** BEGIN RECORDS TO PROCESS **

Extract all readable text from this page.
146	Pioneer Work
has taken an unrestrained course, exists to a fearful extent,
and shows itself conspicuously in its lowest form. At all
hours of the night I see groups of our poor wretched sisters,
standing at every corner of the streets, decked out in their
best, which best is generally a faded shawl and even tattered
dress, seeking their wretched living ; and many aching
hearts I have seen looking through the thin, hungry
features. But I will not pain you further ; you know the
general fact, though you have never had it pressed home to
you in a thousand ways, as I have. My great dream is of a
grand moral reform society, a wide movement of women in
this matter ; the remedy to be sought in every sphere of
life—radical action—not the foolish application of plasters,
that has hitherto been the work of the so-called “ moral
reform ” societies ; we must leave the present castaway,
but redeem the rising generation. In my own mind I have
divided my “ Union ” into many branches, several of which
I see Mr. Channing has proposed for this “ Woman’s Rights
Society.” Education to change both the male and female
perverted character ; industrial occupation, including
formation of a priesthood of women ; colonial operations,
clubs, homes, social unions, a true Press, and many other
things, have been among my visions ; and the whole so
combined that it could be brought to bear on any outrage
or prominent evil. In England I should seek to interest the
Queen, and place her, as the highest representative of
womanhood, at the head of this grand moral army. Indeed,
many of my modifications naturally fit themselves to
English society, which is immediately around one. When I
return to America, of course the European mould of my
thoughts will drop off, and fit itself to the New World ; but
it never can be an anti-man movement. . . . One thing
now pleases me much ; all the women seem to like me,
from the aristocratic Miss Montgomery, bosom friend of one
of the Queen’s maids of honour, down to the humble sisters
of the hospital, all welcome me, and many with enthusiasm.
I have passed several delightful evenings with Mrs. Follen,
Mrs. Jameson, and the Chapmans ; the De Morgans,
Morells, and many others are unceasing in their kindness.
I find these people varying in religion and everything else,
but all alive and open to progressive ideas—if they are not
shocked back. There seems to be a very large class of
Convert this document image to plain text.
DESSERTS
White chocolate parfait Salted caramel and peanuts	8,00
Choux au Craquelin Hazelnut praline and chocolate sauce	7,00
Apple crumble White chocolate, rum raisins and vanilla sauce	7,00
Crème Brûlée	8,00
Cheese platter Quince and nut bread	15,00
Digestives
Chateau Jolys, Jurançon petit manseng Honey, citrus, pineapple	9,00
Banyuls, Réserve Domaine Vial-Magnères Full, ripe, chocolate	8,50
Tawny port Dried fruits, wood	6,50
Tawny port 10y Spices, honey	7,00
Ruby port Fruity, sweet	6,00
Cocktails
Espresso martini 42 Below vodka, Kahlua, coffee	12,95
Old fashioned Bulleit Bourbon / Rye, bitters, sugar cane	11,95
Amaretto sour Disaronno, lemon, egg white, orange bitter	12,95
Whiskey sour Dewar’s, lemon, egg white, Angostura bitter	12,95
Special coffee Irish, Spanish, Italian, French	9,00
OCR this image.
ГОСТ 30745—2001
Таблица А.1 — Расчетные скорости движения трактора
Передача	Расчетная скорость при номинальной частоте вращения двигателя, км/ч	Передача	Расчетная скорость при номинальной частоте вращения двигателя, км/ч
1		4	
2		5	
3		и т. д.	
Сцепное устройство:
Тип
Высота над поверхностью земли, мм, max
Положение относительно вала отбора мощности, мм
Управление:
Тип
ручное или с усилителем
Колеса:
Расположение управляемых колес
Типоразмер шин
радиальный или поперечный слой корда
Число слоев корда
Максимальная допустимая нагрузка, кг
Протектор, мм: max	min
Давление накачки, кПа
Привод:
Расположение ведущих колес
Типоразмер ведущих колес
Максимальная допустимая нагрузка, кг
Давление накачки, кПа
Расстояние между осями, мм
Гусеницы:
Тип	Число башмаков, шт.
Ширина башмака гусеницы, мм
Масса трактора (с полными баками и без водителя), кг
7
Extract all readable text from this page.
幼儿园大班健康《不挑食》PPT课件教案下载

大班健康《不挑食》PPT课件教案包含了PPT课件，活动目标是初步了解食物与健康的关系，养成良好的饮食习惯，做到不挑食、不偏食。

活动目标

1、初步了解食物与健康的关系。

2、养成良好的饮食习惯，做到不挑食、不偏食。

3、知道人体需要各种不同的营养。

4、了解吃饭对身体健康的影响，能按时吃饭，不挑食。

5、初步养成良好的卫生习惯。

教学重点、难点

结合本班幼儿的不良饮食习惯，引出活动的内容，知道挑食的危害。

** END RECORDS TO PROCESS **

### THE EXERCISE
Recite the full listing above exactly.

### RESPONSE FOR THIS EXERCISE
Extract all readable text from this page.
146	Pioneer Work
has taken an unrestrained course, exists to a fearful extent,
and shows itself conspicuously in its lowest form. At all
hours of the night I see groups of our poor wretched sisters,
standing at every corner of the streets, decked out in their
best, which best is generally a faded shawl and even tattered
dress, seeking their wretched living ; and many aching
hearts I have seen looking through the thin, hungry
features. But I will not pain you further ; you know the
general fact, though you have never had it pressed home to
you in a thousand ways, as I have. My great dream is of a
grand moral reform society, a wide movement of women in
this matter ; the remedy to be sought in every sphere of
life—radical action—not the foolish application of plasters,
that has hitherto been the work of the so-called “ moral
reform ” societies ; we must leave the present castaway,
but redeem the rising generation. In my own mind I have
divided my “ Union ” into many branches, several of which
I see Mr. Channing has proposed for this “ Woman’s Rights
Society.” Education to change both the male and female
perverted character ; industrial occupation, including
formation of a priesthood of women ; colonial operations,
clubs, homes, social unions, a true Press, and many other
things, have been among my visions ; and the whole so
combined that it could be brought to bear on any outrage
or prominent evil. In England I should seek to interest the
Queen, and place her, as the highest representative of
womanhood, at the head of this grand moral army. Indeed,
many of my modifications naturally fit themselves to
English society, which is immediately around one. When I
return to America, of course the European mould of my
thoughts will drop off, and fit itself to the New World ; but
it never can be an anti-man movement. . . . One thing
now pleases me much ; all the women seem to like me,
from the aristocratic Miss Montgomery, bosom friend of one
of the Queen’s maids of honour, down to the humble sisters
of the hospital, all welcome me, and many with enthusiasm.
I have passed several delightful evenings with Mrs. Follen,
Mrs. Jameson, and the Chapmans ; the De Morgans,
Morells, and many others are unceasing in their kindness.
I find these people varying in religion and everything else,
but all alive and open to progressive ideas—if they are not
shocked back. There seems to be a very large class of
Convert this document image to plain text.
DESSERTS
White chocolate parfait Salted caramel and peanuts	8,00
Choux au Craquelin Hazelnut praline and chocolate sauce	7,00
Apple crumble White chocolate, rum raisins and vanilla sauce	7,00
Crème Brûlée	8,00
Cheese platter Quince and nut bread	15,00
Digestives
Chateau Jolys, Jurançon petit manseng Honey, citrus, pineapple	9,00
Banyuls, Réserve Domaine Vial-Magnères Full, ripe, chocolate	8,50
Tawny port Dried fruits, wood	6,50
Tawny port 10y Spices, honey	7,00
Ruby port Fruity, sweet	6,00
Cocktails
Espresso martini 42 Below vodka, Kahlua, coffee	12,95
Old fashioned Bulleit Bourbon / Rye, bitters, sugar cane	11,95
Amaretto sour Disaronno, lemon, egg white, orange bitter	12,95
Whiskey sour Dewar’s, lemon, egg white, Angostura bitter	12,95
Special coffee Irish, Spanish, Italian, French	9,00
OCR this image.
ГОСТ 30745—2001
Таблица А.1 — Расчетные скорости движения трактора
Передача	Расчетная скорость при номинальной частоте вращения двигателя, км/ч	Передача	Расчетная скорость при номинальной частоте вращения двигателя, км/ч
1		4	
2		5	
3		и т. д.	
Сцепное устройство:
Тип
Высота над поверхностью земли, мм, max
Положение относительно вала отбора мощности, мм
Управление:
Тип
ручное или с усилителем
Колеса:
Расположение управляемых колес
Типоразмер шин
радиальный или поперечный слой корда
Число слоев корда
Максимальная допустимая нагрузка, кг
Протектор, мм: max	min
Давление накачки, кПа
Привод:
Расположение ведущих колес
Типоразмер ведущих колес
Максимальная допустимая нагрузка, кг
Давление накачки, кПа
Расстояние между осями, мм
Гусеницы:
Тип	Число башмаков, шт.
Ширина башмака гусеницы, мм
Масса трактора (с полными баками и без водителя), кг
7
Extract all readable text from this page.
幼儿园大班健康《不挑食》PPT课件教案下载

大班健康《不挑食》PPT课件教案包含了PPT课件，活动目标是初步了解食物与健康的关系，养成良好的饮食习惯，做到不挑食、不偏食。

活动目标

1、初步了解食物与健康的关系。

2、养成良好的饮食习惯，做到不挑食、不偏食。

3、知道人体需要各种不同的营养。

4、了解吃饭对身体健康的影响，能按时吃饭，不挑食。

5、初步养成良好的卫生习惯。

教学重点、难点

结合本班幼儿的不良饮食习惯，引出活动的内容，知道挑食的危害。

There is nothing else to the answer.